◆ Your task ◆
Give back the whole listing exactly as shown.

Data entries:
-*-

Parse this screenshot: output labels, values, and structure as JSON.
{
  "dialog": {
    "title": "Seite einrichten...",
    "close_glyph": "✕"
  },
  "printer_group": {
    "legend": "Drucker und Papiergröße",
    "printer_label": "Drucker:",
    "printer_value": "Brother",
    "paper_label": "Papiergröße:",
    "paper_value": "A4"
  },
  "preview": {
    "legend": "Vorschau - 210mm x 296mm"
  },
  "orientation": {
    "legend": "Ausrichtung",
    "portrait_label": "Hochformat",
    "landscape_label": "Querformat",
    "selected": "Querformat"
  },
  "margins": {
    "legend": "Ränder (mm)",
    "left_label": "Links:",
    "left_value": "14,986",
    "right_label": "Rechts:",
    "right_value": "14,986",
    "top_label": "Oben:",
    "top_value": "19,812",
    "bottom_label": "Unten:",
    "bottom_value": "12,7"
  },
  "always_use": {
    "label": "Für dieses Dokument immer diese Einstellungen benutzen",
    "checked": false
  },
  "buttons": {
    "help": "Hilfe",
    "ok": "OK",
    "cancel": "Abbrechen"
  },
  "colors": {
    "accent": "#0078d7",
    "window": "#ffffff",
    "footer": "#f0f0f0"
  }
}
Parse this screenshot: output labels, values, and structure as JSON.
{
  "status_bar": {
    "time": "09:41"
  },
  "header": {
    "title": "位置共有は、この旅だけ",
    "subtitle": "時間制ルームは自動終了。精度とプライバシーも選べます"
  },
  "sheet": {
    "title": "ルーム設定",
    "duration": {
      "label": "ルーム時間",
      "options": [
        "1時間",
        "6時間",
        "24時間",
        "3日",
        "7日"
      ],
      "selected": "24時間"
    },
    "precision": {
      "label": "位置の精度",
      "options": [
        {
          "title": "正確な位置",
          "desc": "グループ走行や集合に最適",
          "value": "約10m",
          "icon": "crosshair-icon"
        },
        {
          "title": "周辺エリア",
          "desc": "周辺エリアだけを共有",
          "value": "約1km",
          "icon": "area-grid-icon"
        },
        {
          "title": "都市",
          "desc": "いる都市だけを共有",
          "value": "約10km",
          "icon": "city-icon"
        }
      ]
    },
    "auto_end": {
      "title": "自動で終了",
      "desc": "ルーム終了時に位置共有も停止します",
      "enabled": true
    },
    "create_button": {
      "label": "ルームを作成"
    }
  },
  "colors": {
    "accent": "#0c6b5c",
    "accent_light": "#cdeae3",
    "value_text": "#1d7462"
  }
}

-*-

◆ Result of this exercise ◆
Parse this screenshot: output labels, values, and structure as JSON.
{
  "dialog": {
    "title": "Seite einrichten...",
    "close_glyph": "✕"
  },
  "printer_group": {
    "legend": "Drucker und Papiergröße",
    "printer_label": "Drucker:",
    "printer_value": "Brother",
    "paper_label": "Papiergröße:",
    "paper_value": "A4"
  },
  "preview": {
    "legend": "Vorschau - 210mm x 296mm"
  },
  "orientation": {
    "legend": "Ausrichtung",
    "portrait_label": "Hochformat",
    "landscape_label": "Querformat",
    "selected": "Querformat"
  },
  "margins": {
    "legend": "Ränder (mm)",
    "left_label": "Links:",
    "left_value": "14,986",
    "right_label": "Rechts:",
    "right_value": "14,986",
    "top_label": "Oben:",
    "top_value": "19,812",
    "bottom_label": "Unten:",
    "bottom_value": "12,7"
  },
  "always_use": {
    "label": "Für dieses Dokument immer diese Einstellungen benutzen",
    "checked": false
  },
  "buttons": {
    "help": "Hilfe",
    "ok": "OK",
    "cancel": "Abbrechen"
  },
  "colors": {
    "accent": "#0078d7",
    "window": "#ffffff",
    "footer": "#f0f0f0"
  }
}
Parse this screenshot: output labels, values, and structure as JSON.
{
  "status_bar": {
    "time": "09:41"
  },
  "header": {
    "title": "位置共有は、この旅だけ",
    "subtitle": "時間制ルームは自動終了。精度とプライバシーも選べます"
  },
  "sheet": {
    "title": "ルーム設定",
    "duration": {
      "label": "ルーム時間",
      "options": [
        "1時間",
        "6時間",
        "24時間",
        "3日",
        "7日"
      ],
      "selected": "24時間"
    },
    "precision": {
      "label": "位置の精度",
      "options": [
        {
          "title": "正確な位置",
          "desc": "グループ走行や集合に最適",
          "value": "約10m",
          "icon": "crosshair-icon"
        },
        {
          "title": "周辺エリア",
          "desc": "周辺エリアだけを共有",
          "value": "約1km",
          "icon": "area-grid-icon"
        },
        {
          "title": "都市",
          "desc": "いる都市だけを共有",
          "value": "約10km",
          "icon": "city-icon"
        }
      ]
    },
    "auto_end": {
      "title": "自動で終了",
      "desc": "ルーム終了時に位置共有も停止します",
      "enabled": true
    },
    "create_button": {
      "label": "ルームを作成"
    }
  },
  "colors": {
    "accent": "#0c6b5c",
    "accent_light": "#cdeae3",
    "value_text": "#1d7462"
  }
}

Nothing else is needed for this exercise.